╭──
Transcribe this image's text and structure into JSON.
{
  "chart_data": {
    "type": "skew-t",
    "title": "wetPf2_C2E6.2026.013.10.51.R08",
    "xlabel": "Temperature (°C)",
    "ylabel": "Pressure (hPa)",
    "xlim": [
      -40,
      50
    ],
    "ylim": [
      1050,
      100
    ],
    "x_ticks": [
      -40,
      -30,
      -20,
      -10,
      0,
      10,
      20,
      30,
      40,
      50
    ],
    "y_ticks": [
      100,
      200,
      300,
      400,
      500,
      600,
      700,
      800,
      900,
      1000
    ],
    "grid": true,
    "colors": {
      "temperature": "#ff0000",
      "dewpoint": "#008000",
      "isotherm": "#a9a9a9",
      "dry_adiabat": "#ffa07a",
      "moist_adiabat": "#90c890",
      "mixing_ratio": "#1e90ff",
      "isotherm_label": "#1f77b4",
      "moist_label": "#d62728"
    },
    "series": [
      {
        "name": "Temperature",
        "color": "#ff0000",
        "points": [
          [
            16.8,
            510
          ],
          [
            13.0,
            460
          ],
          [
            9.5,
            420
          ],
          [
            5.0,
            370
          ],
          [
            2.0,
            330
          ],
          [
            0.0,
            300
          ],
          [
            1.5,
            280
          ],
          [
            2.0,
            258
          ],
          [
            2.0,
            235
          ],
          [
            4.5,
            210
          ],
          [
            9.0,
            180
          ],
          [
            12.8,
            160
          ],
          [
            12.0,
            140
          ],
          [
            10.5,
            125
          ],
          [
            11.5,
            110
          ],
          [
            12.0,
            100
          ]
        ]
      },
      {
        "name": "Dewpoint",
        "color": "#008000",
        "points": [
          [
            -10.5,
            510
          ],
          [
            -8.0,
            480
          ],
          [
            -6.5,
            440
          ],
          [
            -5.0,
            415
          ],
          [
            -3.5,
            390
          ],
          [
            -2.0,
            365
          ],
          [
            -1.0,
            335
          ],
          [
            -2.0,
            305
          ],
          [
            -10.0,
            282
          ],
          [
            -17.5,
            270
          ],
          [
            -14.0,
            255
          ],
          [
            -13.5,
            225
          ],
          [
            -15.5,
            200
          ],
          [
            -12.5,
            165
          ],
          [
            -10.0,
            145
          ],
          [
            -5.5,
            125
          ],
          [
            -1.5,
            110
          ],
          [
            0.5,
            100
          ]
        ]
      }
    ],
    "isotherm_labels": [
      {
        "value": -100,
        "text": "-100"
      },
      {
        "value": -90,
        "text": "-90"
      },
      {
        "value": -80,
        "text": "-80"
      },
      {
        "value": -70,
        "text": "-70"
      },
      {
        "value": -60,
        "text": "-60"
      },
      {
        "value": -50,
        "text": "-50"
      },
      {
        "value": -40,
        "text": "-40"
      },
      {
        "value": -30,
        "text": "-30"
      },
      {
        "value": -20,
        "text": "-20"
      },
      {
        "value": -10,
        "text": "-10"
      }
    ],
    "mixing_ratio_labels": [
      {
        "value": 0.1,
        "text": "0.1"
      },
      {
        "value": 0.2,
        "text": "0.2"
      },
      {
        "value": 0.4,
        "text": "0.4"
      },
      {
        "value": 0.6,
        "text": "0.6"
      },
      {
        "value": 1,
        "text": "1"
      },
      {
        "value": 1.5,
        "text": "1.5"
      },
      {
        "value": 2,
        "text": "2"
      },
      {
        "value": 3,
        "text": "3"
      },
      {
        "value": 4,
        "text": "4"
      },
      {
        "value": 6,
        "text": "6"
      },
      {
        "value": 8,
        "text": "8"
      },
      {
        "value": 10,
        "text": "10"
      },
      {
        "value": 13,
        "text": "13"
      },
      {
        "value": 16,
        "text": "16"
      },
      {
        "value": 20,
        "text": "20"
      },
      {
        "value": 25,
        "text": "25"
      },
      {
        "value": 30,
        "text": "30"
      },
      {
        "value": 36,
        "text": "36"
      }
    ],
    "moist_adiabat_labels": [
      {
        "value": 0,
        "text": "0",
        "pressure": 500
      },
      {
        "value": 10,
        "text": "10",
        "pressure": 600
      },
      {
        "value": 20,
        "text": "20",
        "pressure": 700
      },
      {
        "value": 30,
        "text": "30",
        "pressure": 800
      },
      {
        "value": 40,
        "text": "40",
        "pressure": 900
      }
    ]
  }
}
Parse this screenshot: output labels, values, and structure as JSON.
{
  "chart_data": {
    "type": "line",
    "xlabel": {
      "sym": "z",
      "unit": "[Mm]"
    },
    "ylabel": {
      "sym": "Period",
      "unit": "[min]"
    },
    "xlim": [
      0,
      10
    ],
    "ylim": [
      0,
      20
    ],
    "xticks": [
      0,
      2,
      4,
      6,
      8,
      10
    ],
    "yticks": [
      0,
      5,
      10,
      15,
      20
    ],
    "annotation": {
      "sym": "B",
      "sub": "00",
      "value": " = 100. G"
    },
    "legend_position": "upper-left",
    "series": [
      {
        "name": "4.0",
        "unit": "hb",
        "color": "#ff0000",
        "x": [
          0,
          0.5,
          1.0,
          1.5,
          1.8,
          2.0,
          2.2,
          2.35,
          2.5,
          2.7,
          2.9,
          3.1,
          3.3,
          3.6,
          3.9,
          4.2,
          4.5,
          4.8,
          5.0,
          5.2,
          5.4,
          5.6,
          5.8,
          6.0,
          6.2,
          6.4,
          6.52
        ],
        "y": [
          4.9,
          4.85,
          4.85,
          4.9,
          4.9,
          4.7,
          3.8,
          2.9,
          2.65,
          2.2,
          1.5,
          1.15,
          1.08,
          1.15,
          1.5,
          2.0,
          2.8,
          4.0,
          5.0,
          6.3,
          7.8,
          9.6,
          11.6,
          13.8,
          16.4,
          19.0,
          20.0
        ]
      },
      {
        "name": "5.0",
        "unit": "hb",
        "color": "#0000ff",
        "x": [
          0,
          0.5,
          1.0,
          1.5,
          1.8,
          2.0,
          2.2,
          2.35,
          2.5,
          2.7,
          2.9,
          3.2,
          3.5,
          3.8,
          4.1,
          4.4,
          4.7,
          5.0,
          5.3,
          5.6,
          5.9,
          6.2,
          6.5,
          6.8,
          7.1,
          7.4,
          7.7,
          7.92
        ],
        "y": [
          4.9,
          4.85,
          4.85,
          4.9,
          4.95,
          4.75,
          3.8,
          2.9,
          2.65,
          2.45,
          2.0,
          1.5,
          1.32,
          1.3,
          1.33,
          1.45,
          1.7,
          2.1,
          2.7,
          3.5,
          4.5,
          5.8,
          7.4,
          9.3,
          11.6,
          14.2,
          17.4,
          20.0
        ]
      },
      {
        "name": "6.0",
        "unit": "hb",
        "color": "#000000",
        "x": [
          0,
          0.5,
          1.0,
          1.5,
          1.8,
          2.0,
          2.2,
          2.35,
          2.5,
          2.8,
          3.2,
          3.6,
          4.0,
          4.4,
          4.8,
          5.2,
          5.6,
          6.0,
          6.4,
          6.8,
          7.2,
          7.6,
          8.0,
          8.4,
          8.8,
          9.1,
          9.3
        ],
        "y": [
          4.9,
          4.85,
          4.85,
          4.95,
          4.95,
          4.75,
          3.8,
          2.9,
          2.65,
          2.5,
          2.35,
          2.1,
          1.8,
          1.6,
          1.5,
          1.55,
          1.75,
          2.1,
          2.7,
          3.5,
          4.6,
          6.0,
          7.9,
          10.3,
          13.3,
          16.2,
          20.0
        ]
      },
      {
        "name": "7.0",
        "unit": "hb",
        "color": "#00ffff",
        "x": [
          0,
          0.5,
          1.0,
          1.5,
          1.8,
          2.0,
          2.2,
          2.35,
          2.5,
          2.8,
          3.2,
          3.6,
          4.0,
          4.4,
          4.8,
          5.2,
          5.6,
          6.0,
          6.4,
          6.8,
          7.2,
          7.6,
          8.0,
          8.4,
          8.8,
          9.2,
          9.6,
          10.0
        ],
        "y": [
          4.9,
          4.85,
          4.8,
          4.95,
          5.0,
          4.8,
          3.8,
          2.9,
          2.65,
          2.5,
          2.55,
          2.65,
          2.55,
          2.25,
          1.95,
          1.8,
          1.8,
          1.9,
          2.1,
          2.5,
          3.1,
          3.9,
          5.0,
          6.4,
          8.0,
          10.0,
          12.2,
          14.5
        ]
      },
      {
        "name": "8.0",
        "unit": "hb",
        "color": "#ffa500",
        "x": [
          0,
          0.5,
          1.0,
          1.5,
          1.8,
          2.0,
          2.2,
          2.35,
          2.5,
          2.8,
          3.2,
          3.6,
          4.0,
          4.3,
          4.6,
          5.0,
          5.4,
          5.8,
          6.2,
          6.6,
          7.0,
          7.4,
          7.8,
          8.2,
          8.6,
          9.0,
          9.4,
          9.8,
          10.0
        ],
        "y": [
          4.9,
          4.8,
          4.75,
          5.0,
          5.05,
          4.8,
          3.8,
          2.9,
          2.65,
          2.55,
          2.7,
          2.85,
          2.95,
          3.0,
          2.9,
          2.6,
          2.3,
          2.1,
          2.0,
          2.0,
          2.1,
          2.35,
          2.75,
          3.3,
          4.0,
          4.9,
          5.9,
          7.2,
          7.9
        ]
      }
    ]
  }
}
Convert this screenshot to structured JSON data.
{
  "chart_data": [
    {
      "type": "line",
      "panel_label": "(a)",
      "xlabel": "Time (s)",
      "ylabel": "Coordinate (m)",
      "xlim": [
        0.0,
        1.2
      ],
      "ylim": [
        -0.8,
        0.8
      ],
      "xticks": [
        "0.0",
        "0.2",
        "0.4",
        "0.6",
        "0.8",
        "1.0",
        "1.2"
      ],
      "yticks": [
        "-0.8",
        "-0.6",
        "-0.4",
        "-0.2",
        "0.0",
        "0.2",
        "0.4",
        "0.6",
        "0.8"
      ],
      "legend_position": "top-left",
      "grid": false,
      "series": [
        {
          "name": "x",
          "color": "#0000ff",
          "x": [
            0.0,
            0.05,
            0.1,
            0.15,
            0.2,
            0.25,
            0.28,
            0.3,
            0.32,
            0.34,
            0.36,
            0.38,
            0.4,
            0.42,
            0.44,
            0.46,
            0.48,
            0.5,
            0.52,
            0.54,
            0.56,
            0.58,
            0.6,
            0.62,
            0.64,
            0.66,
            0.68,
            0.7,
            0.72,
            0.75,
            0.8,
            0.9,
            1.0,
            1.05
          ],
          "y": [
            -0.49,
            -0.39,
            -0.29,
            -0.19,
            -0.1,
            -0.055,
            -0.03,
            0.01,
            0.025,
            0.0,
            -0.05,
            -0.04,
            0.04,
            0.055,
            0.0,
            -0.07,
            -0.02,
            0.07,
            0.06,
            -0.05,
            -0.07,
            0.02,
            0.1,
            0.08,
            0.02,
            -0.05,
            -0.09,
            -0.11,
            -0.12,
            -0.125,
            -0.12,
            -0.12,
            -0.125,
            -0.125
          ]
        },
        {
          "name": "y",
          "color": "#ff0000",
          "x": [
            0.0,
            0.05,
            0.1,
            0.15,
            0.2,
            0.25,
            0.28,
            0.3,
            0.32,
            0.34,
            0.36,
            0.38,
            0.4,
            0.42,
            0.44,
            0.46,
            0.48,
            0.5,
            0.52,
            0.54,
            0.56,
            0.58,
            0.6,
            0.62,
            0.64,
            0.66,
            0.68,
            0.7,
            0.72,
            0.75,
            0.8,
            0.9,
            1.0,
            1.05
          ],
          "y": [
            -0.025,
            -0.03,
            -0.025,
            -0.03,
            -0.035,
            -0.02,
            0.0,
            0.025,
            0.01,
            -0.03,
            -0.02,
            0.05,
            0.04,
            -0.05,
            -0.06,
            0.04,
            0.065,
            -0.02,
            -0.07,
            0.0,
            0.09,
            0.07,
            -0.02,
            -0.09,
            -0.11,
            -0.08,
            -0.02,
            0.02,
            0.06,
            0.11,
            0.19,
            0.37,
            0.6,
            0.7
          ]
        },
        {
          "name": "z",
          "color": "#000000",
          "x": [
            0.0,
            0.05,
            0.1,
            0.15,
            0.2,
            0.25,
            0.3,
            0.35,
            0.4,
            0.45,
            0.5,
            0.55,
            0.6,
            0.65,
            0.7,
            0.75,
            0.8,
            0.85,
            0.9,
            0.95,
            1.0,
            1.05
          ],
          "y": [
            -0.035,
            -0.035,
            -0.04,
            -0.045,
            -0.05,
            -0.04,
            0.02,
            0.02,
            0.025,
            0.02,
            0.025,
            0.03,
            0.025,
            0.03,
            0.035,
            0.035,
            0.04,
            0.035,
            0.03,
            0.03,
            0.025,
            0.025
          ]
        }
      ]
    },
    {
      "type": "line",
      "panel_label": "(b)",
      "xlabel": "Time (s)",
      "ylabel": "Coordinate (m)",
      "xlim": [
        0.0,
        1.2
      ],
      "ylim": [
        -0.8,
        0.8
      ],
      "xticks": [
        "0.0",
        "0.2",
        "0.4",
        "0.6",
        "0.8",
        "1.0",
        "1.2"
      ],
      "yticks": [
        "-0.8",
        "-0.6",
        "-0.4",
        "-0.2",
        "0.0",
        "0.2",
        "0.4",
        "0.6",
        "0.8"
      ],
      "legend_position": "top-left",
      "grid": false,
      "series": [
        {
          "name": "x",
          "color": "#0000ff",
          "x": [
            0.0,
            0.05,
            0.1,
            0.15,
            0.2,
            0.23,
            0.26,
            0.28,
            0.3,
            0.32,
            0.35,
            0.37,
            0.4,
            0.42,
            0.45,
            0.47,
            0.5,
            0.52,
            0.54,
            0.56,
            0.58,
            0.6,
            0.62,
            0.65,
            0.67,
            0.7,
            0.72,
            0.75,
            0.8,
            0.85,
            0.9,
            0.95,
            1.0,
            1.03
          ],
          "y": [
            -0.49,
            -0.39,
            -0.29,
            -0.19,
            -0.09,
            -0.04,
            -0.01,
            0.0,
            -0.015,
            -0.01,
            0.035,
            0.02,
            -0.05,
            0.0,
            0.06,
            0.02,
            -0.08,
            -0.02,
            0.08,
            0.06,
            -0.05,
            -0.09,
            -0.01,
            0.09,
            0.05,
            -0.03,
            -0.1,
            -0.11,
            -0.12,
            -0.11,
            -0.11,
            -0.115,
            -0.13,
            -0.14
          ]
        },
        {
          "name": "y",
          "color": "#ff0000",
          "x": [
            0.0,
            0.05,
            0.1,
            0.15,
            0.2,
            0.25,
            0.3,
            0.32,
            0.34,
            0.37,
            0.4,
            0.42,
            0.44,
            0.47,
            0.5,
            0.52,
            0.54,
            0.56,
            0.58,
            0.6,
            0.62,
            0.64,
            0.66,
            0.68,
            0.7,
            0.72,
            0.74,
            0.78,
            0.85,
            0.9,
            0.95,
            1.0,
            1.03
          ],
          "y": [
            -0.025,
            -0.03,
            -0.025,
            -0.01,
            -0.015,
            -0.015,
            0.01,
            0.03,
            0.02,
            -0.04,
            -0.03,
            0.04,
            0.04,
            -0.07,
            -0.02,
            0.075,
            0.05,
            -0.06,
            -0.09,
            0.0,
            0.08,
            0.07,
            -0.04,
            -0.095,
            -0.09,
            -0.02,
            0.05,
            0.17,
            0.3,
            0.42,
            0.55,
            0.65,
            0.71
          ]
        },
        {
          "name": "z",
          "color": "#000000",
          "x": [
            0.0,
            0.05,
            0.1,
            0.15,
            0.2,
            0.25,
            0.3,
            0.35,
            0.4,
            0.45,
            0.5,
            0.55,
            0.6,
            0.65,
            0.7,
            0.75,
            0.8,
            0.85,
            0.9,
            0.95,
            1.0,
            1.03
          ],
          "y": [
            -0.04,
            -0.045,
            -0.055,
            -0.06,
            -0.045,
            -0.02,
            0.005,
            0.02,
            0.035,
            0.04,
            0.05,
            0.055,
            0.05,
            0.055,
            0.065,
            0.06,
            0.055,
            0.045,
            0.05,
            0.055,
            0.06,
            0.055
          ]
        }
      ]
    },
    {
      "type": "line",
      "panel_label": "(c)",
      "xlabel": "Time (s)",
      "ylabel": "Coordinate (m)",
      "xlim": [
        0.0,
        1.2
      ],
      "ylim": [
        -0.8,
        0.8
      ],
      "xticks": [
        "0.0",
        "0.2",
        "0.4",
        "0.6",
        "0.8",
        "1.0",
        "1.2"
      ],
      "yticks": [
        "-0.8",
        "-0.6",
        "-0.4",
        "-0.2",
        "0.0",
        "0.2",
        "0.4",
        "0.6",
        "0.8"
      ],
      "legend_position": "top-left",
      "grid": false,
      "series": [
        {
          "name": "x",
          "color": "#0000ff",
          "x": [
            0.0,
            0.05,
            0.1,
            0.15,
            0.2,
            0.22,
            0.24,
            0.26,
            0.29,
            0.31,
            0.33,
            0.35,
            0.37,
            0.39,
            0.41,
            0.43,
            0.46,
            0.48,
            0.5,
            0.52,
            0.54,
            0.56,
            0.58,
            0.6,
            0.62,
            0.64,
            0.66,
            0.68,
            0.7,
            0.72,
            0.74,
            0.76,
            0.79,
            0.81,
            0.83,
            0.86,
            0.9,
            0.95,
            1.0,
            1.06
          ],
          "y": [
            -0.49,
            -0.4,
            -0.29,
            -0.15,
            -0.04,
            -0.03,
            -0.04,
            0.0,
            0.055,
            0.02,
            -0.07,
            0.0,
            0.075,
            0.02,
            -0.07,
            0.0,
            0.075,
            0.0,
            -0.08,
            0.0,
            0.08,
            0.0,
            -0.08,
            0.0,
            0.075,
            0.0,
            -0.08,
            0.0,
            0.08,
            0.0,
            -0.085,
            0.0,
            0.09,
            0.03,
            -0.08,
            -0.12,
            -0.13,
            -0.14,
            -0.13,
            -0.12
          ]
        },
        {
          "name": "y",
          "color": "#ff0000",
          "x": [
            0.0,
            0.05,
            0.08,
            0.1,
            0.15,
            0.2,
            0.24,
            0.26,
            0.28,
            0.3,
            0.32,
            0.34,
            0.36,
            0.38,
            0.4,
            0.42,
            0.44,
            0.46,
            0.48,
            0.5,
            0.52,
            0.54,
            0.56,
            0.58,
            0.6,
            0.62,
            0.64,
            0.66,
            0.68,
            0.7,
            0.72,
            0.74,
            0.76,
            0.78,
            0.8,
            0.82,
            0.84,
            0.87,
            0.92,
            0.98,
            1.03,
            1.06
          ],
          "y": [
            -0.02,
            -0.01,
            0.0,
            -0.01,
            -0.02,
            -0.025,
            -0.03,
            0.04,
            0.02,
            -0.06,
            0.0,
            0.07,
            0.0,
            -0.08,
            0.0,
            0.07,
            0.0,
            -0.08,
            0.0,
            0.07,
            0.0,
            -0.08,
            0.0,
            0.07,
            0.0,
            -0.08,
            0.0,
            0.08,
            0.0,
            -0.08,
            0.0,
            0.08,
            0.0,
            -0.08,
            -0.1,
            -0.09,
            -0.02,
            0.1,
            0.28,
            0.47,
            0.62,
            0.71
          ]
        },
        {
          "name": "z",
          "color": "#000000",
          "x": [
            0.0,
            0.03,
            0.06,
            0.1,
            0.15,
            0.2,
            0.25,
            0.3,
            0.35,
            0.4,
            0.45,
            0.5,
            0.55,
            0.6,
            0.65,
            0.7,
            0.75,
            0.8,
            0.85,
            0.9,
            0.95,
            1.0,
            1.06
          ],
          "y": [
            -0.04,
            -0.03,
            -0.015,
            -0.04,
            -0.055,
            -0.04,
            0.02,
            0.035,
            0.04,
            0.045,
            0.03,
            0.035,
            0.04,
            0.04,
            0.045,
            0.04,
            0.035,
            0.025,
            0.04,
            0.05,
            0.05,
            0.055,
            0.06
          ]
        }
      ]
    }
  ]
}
╰──
● SET PROBLEM
Pick every line with "JSON" in it and copy it.

● SOLUTION FOR THIS PROBLEM
Transcribe this image's text and structure into JSON.
Parse this screenshot: output labels, values, and structure as JSON.
Convert this screenshot to structured JSON data.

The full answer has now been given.